Exercise directions: Copy each line containing "structure" from the listing below.

[Information provided — start]

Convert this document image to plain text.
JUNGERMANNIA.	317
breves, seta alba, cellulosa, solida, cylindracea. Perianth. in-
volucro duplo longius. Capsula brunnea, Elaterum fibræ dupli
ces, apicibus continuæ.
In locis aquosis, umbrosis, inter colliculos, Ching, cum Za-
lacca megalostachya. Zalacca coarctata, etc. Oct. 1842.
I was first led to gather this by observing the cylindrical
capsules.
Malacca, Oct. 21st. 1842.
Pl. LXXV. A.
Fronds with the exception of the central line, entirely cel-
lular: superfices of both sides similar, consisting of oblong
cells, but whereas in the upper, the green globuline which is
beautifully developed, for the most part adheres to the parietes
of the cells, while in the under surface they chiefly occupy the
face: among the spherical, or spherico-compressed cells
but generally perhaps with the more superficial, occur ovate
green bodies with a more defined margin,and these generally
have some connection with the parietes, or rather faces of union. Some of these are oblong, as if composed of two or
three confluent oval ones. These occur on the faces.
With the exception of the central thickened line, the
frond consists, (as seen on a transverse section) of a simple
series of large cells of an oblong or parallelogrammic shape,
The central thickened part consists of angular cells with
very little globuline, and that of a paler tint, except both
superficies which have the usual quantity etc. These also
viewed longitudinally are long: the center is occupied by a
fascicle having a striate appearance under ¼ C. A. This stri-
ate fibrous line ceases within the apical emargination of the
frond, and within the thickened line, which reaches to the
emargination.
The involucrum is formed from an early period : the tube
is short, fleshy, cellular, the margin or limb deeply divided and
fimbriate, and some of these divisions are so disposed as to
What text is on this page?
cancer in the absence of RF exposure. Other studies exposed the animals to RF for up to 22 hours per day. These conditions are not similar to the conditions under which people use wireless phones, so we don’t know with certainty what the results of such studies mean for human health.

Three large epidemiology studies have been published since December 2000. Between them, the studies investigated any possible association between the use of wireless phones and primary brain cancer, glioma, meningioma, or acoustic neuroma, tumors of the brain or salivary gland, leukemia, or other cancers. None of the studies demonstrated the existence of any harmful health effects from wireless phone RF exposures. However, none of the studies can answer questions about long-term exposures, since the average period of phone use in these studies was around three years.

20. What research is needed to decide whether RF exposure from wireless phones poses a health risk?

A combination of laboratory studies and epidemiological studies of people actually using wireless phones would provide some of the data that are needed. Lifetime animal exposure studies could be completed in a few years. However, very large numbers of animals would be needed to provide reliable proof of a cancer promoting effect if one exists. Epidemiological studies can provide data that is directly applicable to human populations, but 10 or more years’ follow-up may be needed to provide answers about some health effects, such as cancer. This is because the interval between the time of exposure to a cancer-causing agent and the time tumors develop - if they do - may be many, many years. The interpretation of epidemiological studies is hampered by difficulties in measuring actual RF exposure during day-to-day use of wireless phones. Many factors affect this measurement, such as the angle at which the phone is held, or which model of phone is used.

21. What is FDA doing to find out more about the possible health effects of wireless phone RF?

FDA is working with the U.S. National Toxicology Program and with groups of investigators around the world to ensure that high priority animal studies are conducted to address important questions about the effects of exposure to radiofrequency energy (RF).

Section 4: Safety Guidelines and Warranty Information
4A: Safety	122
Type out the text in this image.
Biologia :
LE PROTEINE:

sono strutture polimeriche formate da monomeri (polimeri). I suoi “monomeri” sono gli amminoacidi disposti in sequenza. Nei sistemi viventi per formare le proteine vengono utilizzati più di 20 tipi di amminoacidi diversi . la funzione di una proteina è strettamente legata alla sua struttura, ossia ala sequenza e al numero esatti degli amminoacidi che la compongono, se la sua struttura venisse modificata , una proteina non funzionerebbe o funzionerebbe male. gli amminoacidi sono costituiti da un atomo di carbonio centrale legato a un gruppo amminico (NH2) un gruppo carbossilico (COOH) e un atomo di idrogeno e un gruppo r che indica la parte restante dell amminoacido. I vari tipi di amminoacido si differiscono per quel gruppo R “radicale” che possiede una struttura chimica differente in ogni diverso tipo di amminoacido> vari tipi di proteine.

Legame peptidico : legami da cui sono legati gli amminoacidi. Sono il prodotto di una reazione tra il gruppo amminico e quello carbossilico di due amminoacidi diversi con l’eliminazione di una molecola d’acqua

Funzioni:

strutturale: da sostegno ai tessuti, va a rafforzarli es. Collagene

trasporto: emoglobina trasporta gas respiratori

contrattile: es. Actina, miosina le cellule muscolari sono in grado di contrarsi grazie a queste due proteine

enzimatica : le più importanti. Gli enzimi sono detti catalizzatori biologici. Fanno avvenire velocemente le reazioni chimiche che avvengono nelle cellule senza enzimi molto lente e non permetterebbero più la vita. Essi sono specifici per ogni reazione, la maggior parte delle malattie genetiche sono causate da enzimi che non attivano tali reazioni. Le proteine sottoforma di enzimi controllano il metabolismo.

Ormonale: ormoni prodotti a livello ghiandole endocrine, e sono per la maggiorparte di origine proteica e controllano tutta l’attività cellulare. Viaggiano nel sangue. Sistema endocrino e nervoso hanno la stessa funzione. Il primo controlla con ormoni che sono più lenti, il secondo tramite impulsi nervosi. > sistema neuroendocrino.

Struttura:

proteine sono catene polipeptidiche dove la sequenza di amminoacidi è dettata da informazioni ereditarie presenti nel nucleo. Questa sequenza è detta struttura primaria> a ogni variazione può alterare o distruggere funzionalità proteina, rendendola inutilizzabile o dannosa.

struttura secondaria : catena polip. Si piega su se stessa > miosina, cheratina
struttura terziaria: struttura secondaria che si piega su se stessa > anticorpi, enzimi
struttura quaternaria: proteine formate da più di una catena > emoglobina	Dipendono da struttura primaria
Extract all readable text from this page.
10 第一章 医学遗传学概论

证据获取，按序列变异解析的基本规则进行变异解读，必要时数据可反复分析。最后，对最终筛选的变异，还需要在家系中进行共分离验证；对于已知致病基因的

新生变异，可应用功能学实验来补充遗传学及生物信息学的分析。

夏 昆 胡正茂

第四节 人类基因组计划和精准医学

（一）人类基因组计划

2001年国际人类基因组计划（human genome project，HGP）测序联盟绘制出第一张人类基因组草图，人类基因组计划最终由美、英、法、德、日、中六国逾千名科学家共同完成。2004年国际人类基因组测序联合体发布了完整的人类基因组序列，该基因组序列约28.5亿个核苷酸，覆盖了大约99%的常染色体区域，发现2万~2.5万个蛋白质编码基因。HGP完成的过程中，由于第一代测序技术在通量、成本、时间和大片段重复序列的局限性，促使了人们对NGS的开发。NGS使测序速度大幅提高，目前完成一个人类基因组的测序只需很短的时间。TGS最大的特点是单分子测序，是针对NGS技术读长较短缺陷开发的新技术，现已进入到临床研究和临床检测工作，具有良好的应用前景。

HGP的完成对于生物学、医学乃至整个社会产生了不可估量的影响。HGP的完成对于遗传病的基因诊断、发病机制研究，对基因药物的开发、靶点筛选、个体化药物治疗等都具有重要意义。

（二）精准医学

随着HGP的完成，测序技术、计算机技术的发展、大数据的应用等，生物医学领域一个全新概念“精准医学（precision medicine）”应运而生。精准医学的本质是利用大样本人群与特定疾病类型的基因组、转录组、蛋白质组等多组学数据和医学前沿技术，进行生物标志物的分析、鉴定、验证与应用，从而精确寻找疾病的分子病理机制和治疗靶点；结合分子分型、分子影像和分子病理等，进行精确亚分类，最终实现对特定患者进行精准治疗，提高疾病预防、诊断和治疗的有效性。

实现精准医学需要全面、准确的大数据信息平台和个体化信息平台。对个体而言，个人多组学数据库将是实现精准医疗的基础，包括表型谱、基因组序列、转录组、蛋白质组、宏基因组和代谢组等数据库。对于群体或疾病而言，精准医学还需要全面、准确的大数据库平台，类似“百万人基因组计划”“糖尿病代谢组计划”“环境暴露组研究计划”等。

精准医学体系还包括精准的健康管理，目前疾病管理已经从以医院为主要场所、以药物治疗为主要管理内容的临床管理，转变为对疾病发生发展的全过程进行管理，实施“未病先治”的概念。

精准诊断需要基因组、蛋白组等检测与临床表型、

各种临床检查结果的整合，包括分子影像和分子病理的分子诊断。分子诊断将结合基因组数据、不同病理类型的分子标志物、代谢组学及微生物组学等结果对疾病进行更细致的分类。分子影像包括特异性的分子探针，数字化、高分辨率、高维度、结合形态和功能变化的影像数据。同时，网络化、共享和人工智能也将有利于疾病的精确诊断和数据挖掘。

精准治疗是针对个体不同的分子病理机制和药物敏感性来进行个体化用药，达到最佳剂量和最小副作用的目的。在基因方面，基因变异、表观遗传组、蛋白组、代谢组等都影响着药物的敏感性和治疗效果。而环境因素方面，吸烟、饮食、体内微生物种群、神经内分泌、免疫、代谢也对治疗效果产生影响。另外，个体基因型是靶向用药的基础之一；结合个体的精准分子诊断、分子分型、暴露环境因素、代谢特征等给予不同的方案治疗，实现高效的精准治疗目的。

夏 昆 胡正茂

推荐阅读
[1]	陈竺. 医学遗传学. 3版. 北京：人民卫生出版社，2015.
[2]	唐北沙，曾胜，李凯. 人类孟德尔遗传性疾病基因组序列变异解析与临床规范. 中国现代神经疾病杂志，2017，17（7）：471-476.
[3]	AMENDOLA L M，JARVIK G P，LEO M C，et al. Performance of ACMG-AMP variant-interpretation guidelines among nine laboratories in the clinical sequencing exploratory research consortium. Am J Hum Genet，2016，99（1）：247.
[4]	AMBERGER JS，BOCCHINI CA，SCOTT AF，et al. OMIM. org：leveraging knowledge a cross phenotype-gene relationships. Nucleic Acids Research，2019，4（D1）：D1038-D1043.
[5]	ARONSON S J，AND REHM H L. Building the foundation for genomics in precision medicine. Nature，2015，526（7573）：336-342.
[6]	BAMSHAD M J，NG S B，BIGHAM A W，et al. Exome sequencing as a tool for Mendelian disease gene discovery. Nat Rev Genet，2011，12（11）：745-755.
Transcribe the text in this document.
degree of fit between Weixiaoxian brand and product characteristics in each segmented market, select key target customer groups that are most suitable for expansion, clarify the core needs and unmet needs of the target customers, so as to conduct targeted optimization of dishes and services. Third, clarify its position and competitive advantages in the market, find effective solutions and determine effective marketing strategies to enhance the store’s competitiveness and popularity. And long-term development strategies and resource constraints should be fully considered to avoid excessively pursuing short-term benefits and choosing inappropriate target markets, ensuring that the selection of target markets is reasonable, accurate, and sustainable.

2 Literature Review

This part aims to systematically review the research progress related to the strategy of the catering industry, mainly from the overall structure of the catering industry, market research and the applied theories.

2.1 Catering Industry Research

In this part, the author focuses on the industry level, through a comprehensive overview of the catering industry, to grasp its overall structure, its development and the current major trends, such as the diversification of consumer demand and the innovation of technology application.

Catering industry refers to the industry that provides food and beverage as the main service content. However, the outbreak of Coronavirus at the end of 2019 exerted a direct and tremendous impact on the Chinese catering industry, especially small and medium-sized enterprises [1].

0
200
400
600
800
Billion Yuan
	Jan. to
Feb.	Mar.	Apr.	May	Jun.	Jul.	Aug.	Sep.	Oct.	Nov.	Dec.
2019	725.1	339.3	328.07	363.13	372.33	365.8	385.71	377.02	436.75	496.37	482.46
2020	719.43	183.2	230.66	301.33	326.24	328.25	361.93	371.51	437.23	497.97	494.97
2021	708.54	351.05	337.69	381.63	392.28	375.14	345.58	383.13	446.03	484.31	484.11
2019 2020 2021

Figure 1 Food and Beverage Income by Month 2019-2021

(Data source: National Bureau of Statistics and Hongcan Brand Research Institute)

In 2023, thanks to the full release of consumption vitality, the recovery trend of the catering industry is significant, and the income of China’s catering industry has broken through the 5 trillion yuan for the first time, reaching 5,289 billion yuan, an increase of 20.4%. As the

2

[Information provided — finish]

Exercise answer:
This part aims to systematically review the research progress related to the strategy of the catering industry, mainly from the overall structure of the catering industry, market research and the applied theories.
In this part, the author focuses on the industry level, through a comprehensive overview of the catering industry, to grasp its overall structure, its development and the current major trends, such as the diversification of consumer demand and the innovation of technology application.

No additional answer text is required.